Problem requirements: Copy out the complete listing, word for word.

>>>>>

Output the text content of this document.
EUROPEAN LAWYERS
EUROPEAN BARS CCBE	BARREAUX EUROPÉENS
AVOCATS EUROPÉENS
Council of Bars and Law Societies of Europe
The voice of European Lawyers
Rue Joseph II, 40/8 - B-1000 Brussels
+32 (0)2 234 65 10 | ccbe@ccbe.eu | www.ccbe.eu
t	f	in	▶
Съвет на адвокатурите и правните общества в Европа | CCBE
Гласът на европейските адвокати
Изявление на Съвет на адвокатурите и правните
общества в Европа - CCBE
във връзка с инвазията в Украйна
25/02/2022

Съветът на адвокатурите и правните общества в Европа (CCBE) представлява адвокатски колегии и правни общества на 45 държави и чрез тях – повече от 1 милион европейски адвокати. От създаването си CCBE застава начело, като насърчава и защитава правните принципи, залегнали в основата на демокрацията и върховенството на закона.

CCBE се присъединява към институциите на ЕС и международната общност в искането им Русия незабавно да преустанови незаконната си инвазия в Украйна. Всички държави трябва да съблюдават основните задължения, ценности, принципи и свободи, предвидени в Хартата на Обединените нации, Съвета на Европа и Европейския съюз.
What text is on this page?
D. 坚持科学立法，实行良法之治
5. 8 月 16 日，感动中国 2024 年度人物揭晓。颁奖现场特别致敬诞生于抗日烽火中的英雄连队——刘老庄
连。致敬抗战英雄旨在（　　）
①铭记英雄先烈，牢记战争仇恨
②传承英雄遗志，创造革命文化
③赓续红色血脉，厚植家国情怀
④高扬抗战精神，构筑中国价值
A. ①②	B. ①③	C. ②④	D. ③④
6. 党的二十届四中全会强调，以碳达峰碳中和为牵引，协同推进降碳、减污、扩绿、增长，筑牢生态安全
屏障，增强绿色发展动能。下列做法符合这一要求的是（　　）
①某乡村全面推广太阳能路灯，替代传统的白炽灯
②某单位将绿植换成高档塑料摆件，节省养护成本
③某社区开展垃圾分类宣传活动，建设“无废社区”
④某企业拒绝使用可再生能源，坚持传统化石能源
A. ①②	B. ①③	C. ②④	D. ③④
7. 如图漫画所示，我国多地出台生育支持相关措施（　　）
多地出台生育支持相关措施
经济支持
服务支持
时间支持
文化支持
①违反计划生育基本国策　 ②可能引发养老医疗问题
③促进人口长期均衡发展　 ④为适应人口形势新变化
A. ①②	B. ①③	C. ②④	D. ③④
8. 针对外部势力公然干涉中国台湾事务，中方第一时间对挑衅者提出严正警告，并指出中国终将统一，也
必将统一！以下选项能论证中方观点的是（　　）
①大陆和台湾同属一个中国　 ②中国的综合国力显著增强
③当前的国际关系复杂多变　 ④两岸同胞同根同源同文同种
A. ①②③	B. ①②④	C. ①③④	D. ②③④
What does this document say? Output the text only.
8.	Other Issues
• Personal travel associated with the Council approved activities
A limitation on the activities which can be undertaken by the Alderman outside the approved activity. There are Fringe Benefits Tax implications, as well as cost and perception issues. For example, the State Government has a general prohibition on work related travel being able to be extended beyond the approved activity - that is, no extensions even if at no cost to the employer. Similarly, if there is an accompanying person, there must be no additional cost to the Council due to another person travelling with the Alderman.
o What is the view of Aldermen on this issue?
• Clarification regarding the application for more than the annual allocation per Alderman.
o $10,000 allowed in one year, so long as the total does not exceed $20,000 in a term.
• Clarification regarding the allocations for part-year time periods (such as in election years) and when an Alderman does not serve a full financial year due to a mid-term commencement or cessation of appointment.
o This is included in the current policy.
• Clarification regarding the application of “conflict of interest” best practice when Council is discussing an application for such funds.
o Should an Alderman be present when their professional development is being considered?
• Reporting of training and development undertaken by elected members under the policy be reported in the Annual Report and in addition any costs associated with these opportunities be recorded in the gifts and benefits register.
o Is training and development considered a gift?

<<<<<

The completed task:
Output the text content of this document.
EUROPEAN LAWYERS
EUROPEAN BARS CCBE	BARREAUX EUROPÉENS
AVOCATS EUROPÉENS
Council of Bars and Law Societies of Europe
The voice of European Lawyers
Rue Joseph II, 40/8 - B-1000 Brussels
+32 (0)2 234 65 10 | ccbe@ccbe.eu | www.ccbe.eu
t	f	in	▶
Съвет на адвокатурите и правните общества в Европа | CCBE
Гласът на европейските адвокати
Изявление на Съвет на адвокатурите и правните
общества в Европа - CCBE
във връзка с инвазията в Украйна
25/02/2022

Съветът на адвокатурите и правните общества в Европа (CCBE) представлява адвокатски колегии и правни общества на 45 държави и чрез тях – повече от 1 милион европейски адвокати. От създаването си CCBE застава начело, като насърчава и защитава правните принципи, залегнали в основата на демокрацията и върховенството на закона.

CCBE се присъединява към институциите на ЕС и международната общност в искането им Русия незабавно да преустанови незаконната си инвазия в Украйна. Всички държави трябва да съблюдават основните задължения, ценности, принципи и свободи, предвидени в Хартата на Обединените нации, Съвета на Европа и Европейския съюз.
What text is on this page?
D. 坚持科学立法，实行良法之治
5. 8 月 16 日，感动中国 2024 年度人物揭晓。颁奖现场特别致敬诞生于抗日烽火中的英雄连队——刘老庄
连。致敬抗战英雄旨在（　　）
①铭记英雄先烈，牢记战争仇恨
②传承英雄遗志，创造革命文化
③赓续红色血脉，厚植家国情怀
④高扬抗战精神，构筑中国价值
A. ①②	B. ①③	C. ②④	D. ③④
6. 党的二十届四中全会强调，以碳达峰碳中和为牵引，协同推进降碳、减污、扩绿、增长，筑牢生态安全
屏障，增强绿色发展动能。下列做法符合这一要求的是（　　）
①某乡村全面推广太阳能路灯，替代传统的白炽灯
②某单位将绿植换成高档塑料摆件，节省养护成本
③某社区开展垃圾分类宣传活动，建设“无废社区”
④某企业拒绝使用可再生能源，坚持传统化石能源
A. ①②	B. ①③	C. ②④	D. ③④
7. 如图漫画所示，我国多地出台生育支持相关措施（　　）
多地出台生育支持相关措施
经济支持
服务支持
时间支持
文化支持
①违反计划生育基本国策　 ②可能引发养老医疗问题
③促进人口长期均衡发展　 ④为适应人口形势新变化
A. ①②	B. ①③	C. ②④	D. ③④
8. 针对外部势力公然干涉中国台湾事务，中方第一时间对挑衅者提出严正警告，并指出中国终将统一，也
必将统一！以下选项能论证中方观点的是（　　）
①大陆和台湾同属一个中国　 ②中国的综合国力显著增强
③当前的国际关系复杂多变　 ④两岸同胞同根同源同文同种
A. ①②③	B. ①②④	C. ①③④	D. ②③④
What does this document say? Output the text only.
8.	Other Issues
• Personal travel associated with the Council approved activities
A limitation on the activities which can be undertaken by the Alderman outside the approved activity. There are Fringe Benefits Tax implications, as well as cost and perception issues. For example, the State Government has a general prohibition on work related travel being able to be extended beyond the approved activity - that is, no extensions even if at no cost to the employer. Similarly, if there is an accompanying person, there must be no additional cost to the Council due to another person travelling with the Alderman.
o What is the view of Aldermen on this issue?
• Clarification regarding the application for more than the annual allocation per Alderman.
o $10,000 allowed in one year, so long as the total does not exceed $20,000 in a term.
• Clarification regarding the allocations for part-year time periods (such as in election years) and when an Alderman does not serve a full financial year due to a mid-term commencement or cessation of appointment.
o This is included in the current policy.
• Clarification regarding the application of “conflict of interest” best practice when Council is discussing an application for such funds.
o Should an Alderman be present when their professional development is being considered?
• Reporting of training and development undertaken by elected members under the policy be reported in the Annual Report and in addition any costs associated with these opportunities be recorded in the gifts and benefits register.
o Is training and development considered a gift?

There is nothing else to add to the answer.